What this task involves:
Set the data down again, exactly as it reads, but without the pictures.

===== Working data =====

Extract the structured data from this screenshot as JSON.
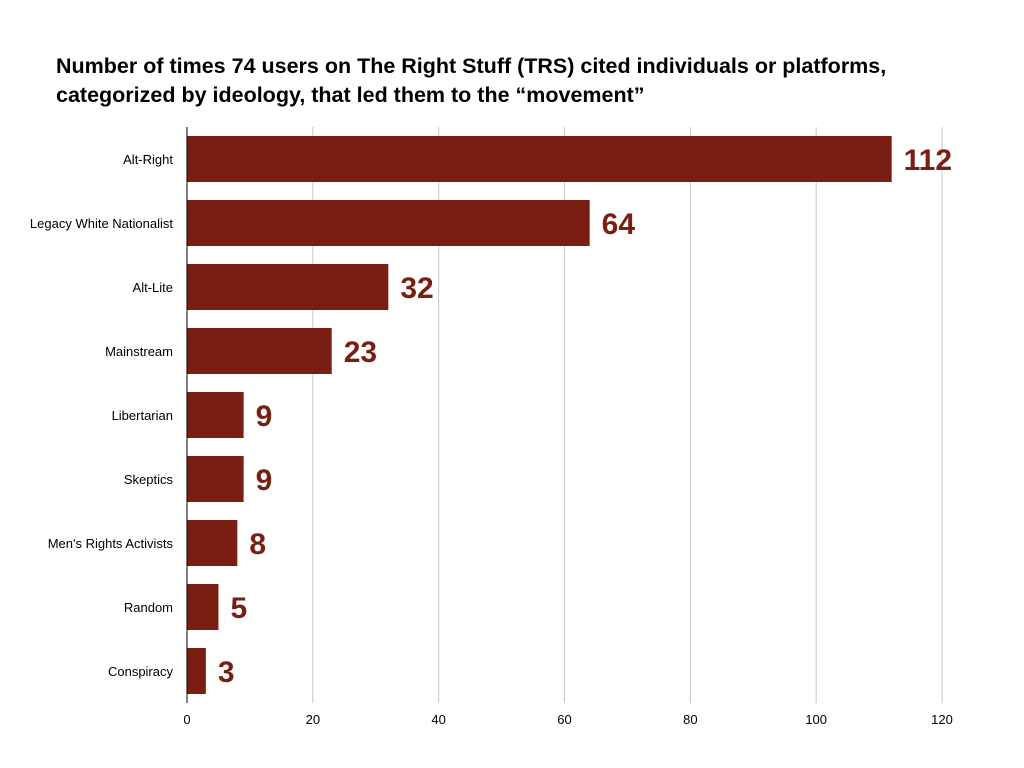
{
  "chart_data": {
    "type": "bar",
    "orientation": "horizontal",
    "title_lines": [
      "Number of times 74 users on The Right Stuff (TRS) cited individuals or platforms,",
      "categorized by ideology, that led them to the “movement”"
    ],
    "categories": [
      "Alt-Right",
      "Legacy White Nationalist",
      "Alt-Lite",
      "Mainstream",
      "Libertarian",
      "Skeptics",
      "Men's Rights Activists",
      "Random",
      "Conspiracy"
    ],
    "values": [
      112,
      64,
      32,
      23,
      9,
      9,
      8,
      5,
      3
    ],
    "xlim": [
      0,
      120
    ],
    "xticks": [
      "0",
      "20",
      "40",
      "60",
      "80",
      "100",
      "120"
    ],
    "grid": "vertical",
    "data_labels": true,
    "bar_color": "#7b1e12",
    "label_color": "#7b1e12",
    "grid_color": "#c8c8c8"
  }
}
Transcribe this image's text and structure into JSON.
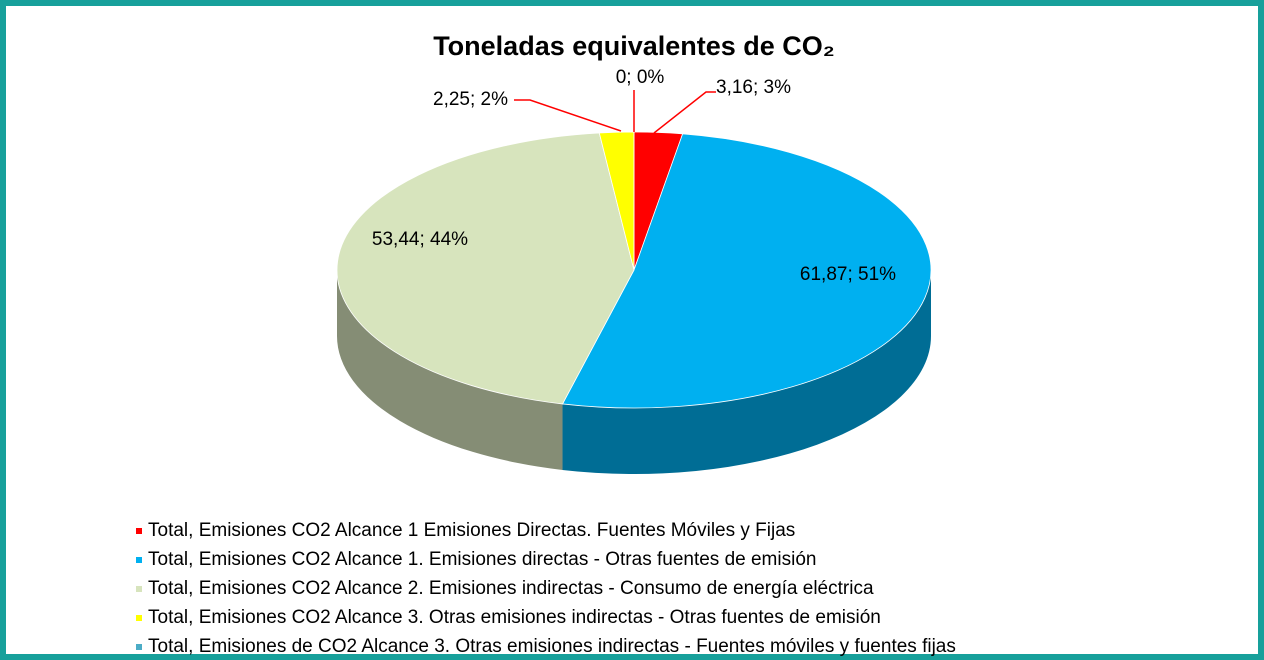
{
  "chart_data": {
    "type": "pie",
    "title": "Toneladas equivalentes de CO₂",
    "categories": [
      "Total, Emisiones CO2 Alcance 1 Emisiones Directas. Fuentes Móviles y Fijas",
      "Total, Emisiones CO2 Alcance 1. Emisiones directas - Otras fuentes de emisión",
      "Total, Emisiones CO2 Alcance 2. Emisiones indirectas - Consumo de energía eléctrica",
      "Total, Emisiones CO2 Alcance 3. Otras emisiones indirectas - Otras fuentes de emisión",
      "Total, Emisiones de CO2 Alcance 3. Otras emisiones indirectas - Fuentes móviles y fuentes fijas"
    ],
    "values": [
      3.16,
      61.87,
      53.44,
      2.25,
      0
    ],
    "value_labels": [
      "3,16; 3%",
      "61,87; 51%",
      "53,44; 44%",
      "2,25; 2%",
      "0; 0%"
    ],
    "colors": [
      "#ff0000",
      "#00b0f0",
      "#d7e4bd",
      "#ffff00",
      "#4bacc6"
    ],
    "legend": "bottom"
  }
}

=====

Result for this task:
Extract the structured data from this screenshot as JSON.
{
  "chart_data": {
    "type": "bar",
    "orientation": "horizontal",
    "title_lines": [
      "Number of times 74 users on The Right Stuff (TRS) cited individuals or platforms,",
      "categorized by ideology, that led them to the “movement”"
    ],
    "categories": [
      "Alt-Right",
      "Legacy White Nationalist",
      "Alt-Lite",
      "Mainstream",
      "Libertarian",
      "Skeptics",
      "Men's Rights Activists",
      "Random",
      "Conspiracy"
    ],
    "values": [
      112,
      64,
      32,
      23,
      9,
      9,
      8,
      5,
      3
    ],
    "xlim": [
      0,
      120
    ],
    "xticks": [
      "0",
      "20",
      "40",
      "60",
      "80",
      "100",
      "120"
    ],
    "grid": "vertical",
    "data_labels": true,
    "bar_color": "#7b1e12",
    "label_color": "#7b1e12",
    "grid_color": "#c8c8c8"
  }
}
Transcribe this image's text and structure into JSON.
{
  "chart_data": {
    "type": "pie",
    "title": "Toneladas equivalentes de CO₂",
    "categories": [
      "Total, Emisiones CO2 Alcance 1 Emisiones Directas. Fuentes Móviles y Fijas",
      "Total, Emisiones CO2 Alcance 1. Emisiones directas - Otras fuentes de emisión",
      "Total, Emisiones CO2 Alcance 2. Emisiones indirectas - Consumo de energía eléctrica",
      "Total, Emisiones CO2 Alcance 3. Otras emisiones indirectas - Otras fuentes de emisión",
      "Total, Emisiones de CO2 Alcance 3. Otras emisiones indirectas - Fuentes móviles y fuentes fijas"
    ],
    "values": [
      3.16,
      61.87,
      53.44,
      2.25,
      0
    ],
    "value_labels": [
      "3,16; 3%",
      "61,87; 51%",
      "53,44; 44%",
      "2,25; 2%",
      "0; 0%"
    ],
    "colors": [
      "#ff0000",
      "#00b0f0",
      "#d7e4bd",
      "#ffff00",
      "#4bacc6"
    ],
    "legend": "bottom"
  }
}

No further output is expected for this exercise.